Each record below should be repeated precisely as written.

— Start of RECORDS TO PROCESS —

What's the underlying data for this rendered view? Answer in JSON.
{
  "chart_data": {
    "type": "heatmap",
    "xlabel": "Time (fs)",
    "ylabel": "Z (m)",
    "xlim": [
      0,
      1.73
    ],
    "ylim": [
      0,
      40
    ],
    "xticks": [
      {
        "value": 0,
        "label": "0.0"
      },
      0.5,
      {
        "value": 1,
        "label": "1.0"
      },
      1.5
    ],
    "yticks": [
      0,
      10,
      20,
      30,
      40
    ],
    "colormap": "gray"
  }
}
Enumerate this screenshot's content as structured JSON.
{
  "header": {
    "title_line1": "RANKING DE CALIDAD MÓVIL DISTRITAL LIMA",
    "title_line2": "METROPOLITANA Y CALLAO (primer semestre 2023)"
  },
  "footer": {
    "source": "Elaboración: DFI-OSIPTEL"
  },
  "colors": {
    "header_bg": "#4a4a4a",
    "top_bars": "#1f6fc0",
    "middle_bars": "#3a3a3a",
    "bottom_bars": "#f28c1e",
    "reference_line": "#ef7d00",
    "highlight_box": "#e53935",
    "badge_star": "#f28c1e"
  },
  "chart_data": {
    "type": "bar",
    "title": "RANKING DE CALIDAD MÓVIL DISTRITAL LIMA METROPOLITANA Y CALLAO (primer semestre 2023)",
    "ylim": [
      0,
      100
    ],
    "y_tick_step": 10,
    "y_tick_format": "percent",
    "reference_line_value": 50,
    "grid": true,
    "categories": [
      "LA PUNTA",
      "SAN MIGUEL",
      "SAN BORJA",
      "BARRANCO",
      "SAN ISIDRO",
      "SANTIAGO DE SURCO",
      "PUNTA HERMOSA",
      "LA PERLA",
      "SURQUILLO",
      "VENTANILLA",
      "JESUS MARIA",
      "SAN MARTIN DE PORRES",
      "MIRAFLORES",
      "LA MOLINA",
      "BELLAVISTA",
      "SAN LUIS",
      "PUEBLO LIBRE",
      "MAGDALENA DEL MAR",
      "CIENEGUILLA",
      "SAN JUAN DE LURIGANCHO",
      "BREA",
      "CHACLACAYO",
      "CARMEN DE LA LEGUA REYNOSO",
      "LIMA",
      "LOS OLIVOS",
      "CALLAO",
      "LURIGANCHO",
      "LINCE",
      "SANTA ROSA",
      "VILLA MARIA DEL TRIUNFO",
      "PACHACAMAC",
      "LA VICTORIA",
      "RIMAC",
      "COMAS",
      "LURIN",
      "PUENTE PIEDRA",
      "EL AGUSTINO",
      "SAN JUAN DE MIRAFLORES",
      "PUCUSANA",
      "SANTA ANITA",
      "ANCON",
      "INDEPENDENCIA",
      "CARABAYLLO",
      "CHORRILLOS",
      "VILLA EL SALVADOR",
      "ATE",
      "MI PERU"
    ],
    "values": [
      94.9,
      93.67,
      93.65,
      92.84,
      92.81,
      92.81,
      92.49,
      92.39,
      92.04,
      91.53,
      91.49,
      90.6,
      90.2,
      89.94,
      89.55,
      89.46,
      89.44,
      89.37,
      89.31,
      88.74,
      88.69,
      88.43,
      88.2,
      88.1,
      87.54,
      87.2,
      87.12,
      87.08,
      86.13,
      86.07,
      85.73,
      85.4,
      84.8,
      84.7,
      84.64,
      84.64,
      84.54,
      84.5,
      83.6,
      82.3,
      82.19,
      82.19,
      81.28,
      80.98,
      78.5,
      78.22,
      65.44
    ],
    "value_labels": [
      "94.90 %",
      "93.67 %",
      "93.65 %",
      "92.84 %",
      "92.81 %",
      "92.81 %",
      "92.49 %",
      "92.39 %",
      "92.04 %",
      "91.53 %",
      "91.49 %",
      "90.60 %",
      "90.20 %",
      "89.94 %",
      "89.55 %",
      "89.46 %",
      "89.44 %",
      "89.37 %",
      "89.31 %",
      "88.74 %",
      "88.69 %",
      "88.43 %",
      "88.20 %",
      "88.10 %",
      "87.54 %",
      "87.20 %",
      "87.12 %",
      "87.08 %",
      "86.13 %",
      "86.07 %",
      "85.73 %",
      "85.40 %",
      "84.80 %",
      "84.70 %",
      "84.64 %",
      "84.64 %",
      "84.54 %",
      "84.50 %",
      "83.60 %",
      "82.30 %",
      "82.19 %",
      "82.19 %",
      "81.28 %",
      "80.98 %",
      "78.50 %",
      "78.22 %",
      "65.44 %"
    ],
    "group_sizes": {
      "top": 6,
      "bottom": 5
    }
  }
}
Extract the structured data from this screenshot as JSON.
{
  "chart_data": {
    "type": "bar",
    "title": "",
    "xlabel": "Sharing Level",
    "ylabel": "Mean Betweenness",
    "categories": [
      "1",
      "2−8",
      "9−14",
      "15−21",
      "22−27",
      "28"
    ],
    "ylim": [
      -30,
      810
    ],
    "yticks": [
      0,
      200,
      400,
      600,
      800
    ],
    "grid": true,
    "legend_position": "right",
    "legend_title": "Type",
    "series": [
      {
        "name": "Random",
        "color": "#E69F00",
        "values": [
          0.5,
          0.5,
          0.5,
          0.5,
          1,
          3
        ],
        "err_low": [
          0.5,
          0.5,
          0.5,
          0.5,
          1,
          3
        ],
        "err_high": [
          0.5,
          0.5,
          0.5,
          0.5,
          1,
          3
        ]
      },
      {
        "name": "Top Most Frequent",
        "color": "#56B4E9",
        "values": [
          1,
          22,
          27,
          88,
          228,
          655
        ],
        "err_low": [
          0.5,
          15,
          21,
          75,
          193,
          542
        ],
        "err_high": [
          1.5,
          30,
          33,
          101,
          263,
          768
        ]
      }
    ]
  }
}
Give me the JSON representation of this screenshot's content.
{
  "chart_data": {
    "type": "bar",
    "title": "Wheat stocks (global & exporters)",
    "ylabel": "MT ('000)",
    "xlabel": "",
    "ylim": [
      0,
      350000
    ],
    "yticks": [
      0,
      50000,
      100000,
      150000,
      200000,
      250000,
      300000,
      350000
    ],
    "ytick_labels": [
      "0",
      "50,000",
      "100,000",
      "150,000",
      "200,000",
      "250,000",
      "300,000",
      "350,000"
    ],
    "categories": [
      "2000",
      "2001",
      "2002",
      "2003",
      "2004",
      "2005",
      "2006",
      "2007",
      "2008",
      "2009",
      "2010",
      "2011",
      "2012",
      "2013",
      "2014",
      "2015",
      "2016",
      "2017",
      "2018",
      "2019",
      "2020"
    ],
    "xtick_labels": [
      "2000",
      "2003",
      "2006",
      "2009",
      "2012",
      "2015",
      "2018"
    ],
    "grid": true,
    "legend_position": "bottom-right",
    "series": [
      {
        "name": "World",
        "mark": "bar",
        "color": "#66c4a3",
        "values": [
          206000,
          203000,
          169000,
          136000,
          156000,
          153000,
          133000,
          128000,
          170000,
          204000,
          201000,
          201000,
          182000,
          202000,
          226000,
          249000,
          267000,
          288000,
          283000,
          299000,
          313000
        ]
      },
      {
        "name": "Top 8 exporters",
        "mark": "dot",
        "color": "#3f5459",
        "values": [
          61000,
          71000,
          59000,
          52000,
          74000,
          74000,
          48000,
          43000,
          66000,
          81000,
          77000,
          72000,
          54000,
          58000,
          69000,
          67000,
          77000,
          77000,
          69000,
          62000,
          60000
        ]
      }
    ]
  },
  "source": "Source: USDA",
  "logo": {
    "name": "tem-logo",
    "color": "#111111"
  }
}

— End of RECORDS TO PROCESS —

_SOLUTION FOR THIS EXERCISE_
What's the underlying data for this rendered view? Answer in JSON.
{
  "chart_data": {
    "type": "heatmap",
    "xlabel": "Time (fs)",
    "ylabel": "Z (m)",
    "xlim": [
      0,
      1.73
    ],
    "ylim": [
      0,
      40
    ],
    "xticks": [
      {
        "value": 0,
        "label": "0.0"
      },
      0.5,
      {
        "value": 1,
        "label": "1.0"
      },
      1.5
    ],
    "yticks": [
      0,
      10,
      20,
      30,
      40
    ],
    "colormap": "gray"
  }
}
Enumerate this screenshot's content as structured JSON.
{
  "header": {
    "title_line1": "RANKING DE CALIDAD MÓVIL DISTRITAL LIMA",
    "title_line2": "METROPOLITANA Y CALLAO (primer semestre 2023)"
  },
  "footer": {
    "source": "Elaboración: DFI-OSIPTEL"
  },
  "colors": {
    "header_bg": "#4a4a4a",
    "top_bars": "#1f6fc0",
    "middle_bars": "#3a3a3a",
    "bottom_bars": "#f28c1e",
    "reference_line": "#ef7d00",
    "highlight_box": "#e53935",
    "badge_star": "#f28c1e"
  },
  "chart_data": {
    "type": "bar",
    "title": "RANKING DE CALIDAD MÓVIL DISTRITAL LIMA METROPOLITANA Y CALLAO (primer semestre 2023)",
    "ylim": [
      0,
      100
    ],
    "y_tick_step": 10,
    "y_tick_format": "percent",
    "reference_line_value": 50,
    "grid": true,
    "categories": [
      "LA PUNTA",
      "SAN MIGUEL",
      "SAN BORJA",
      "BARRANCO",
      "SAN ISIDRO",
      "SANTIAGO DE SURCO",
      "PUNTA HERMOSA",
      "LA PERLA",
      "SURQUILLO",
      "VENTANILLA",
      "JESUS MARIA",
      "SAN MARTIN DE PORRES",
      "MIRAFLORES",
      "LA MOLINA",
      "BELLAVISTA",
      "SAN LUIS",
      "PUEBLO LIBRE",
      "MAGDALENA DEL MAR",
      "CIENEGUILLA",
      "SAN JUAN DE LURIGANCHO",
      "BREA",
      "CHACLACAYO",
      "CARMEN DE LA LEGUA REYNOSO",
      "LIMA",
      "LOS OLIVOS",
      "CALLAO",
      "LURIGANCHO",
      "LINCE",
      "SANTA ROSA",
      "VILLA MARIA DEL TRIUNFO",
      "PACHACAMAC",
      "LA VICTORIA",
      "RIMAC",
      "COMAS",
      "LURIN",
      "PUENTE PIEDRA",
      "EL AGUSTINO",
      "SAN JUAN DE MIRAFLORES",
      "PUCUSANA",
      "SANTA ANITA",
      "ANCON",
      "INDEPENDENCIA",
      "CARABAYLLO",
      "CHORRILLOS",
      "VILLA EL SALVADOR",
      "ATE",
      "MI PERU"
    ],
    "values": [
      94.9,
      93.67,
      93.65,
      92.84,
      92.81,
      92.81,
      92.49,
      92.39,
      92.04,
      91.53,
      91.49,
      90.6,
      90.2,
      89.94,
      89.55,
      89.46,
      89.44,
      89.37,
      89.31,
      88.74,
      88.69,
      88.43,
      88.2,
      88.1,
      87.54,
      87.2,
      87.12,
      87.08,
      86.13,
      86.07,
      85.73,
      85.4,
      84.8,
      84.7,
      84.64,
      84.64,
      84.54,
      84.5,
      83.6,
      82.3,
      82.19,
      82.19,
      81.28,
      80.98,
      78.5,
      78.22,
      65.44
    ],
    "value_labels": [
      "94.90 %",
      "93.67 %",
      "93.65 %",
      "92.84 %",
      "92.81 %",
      "92.81 %",
      "92.49 %",
      "92.39 %",
      "92.04 %",
      "91.53 %",
      "91.49 %",
      "90.60 %",
      "90.20 %",
      "89.94 %",
      "89.55 %",
      "89.46 %",
      "89.44 %",
      "89.37 %",
      "89.31 %",
      "88.74 %",
      "88.69 %",
      "88.43 %",
      "88.20 %",
      "88.10 %",
      "87.54 %",
      "87.20 %",
      "87.12 %",
      "87.08 %",
      "86.13 %",
      "86.07 %",
      "85.73 %",
      "85.40 %",
      "84.80 %",
      "84.70 %",
      "84.64 %",
      "84.64 %",
      "84.54 %",
      "84.50 %",
      "83.60 %",
      "82.30 %",
      "82.19 %",
      "82.19 %",
      "81.28 %",
      "80.98 %",
      "78.50 %",
      "78.22 %",
      "65.44 %"
    ],
    "group_sizes": {
      "top": 6,
      "bottom": 5
    }
  }
}
Extract the structured data from this screenshot as JSON.
{
  "chart_data": {
    "type": "bar",
    "title": "",
    "xlabel": "Sharing Level",
    "ylabel": "Mean Betweenness",
    "categories": [
      "1",
      "2−8",
      "9−14",
      "15−21",
      "22−27",
      "28"
    ],
    "ylim": [
      -30,
      810
    ],
    "yticks": [
      0,
      200,
      400,
      600,
      800
    ],
    "grid": true,
    "legend_position": "right",
    "legend_title": "Type",
    "series": [
      {
        "name": "Random",
        "color": "#E69F00",
        "values": [
          0.5,
          0.5,
          0.5,
          0.5,
          1,
          3
        ],
        "err_low": [
          0.5,
          0.5,
          0.5,
          0.5,
          1,
          3
        ],
        "err_high": [
          0.5,
          0.5,
          0.5,
          0.5,
          1,
          3
        ]
      },
      {
        "name": "Top Most Frequent",
        "color": "#56B4E9",
        "values": [
          1,
          22,
          27,
          88,
          228,
          655
        ],
        "err_low": [
          0.5,
          15,
          21,
          75,
          193,
          542
        ],
        "err_high": [
          1.5,
          30,
          33,
          101,
          263,
          768
        ]
      }
    ]
  }
}
Give me the JSON representation of this screenshot's content.
{
  "chart_data": {
    "type": "bar",
    "title": "Wheat stocks (global & exporters)",
    "ylabel": "MT ('000)",
    "xlabel": "",
    "ylim": [
      0,
      350000
    ],
    "yticks": [
      0,
      50000,
      100000,
      150000,
      200000,
      250000,
      300000,
      350000
    ],
    "ytick_labels": [
      "0",
      "50,000",
      "100,000",
      "150,000",
      "200,000",
      "250,000",
      "300,000",
      "350,000"
    ],
    "categories": [
      "2000",
      "2001",
      "2002",
      "2003",
      "2004",
      "2005",
      "2006",
      "2007",
      "2008",
      "2009",
      "2010",
      "2011",
      "2012",
      "2013",
      "2014",
      "2015",
      "2016",
      "2017",
      "2018",
      "2019",
      "2020"
    ],
    "xtick_labels": [
      "2000",
      "2003",
      "2006",
      "2009",
      "2012",
      "2015",
      "2018"
    ],
    "grid": true,
    "legend_position": "bottom-right",
    "series": [
      {
        "name": "World",
        "mark": "bar",
        "color": "#66c4a3",
        "values": [
          206000,
          203000,
          169000,
          136000,
          156000,
          153000,
          133000,
          128000,
          170000,
          204000,
          201000,
          201000,
          182000,
          202000,
          226000,
          249000,
          267000,
          288000,
          283000,
          299000,
          313000
        ]
      },
      {
        "name": "Top 8 exporters",
        "mark": "dot",
        "color": "#3f5459",
        "values": [
          61000,
          71000,
          59000,
          52000,
          74000,
          74000,
          48000,
          43000,
          66000,
          81000,
          77000,
          72000,
          54000,
          58000,
          69000,
          67000,
          77000,
          77000,
          69000,
          62000,
          60000
        ]
      }
    ]
  },
  "source": "Source: USDA",
  "logo": {
    "name": "tem-logo",
    "color": "#111111"
  }
}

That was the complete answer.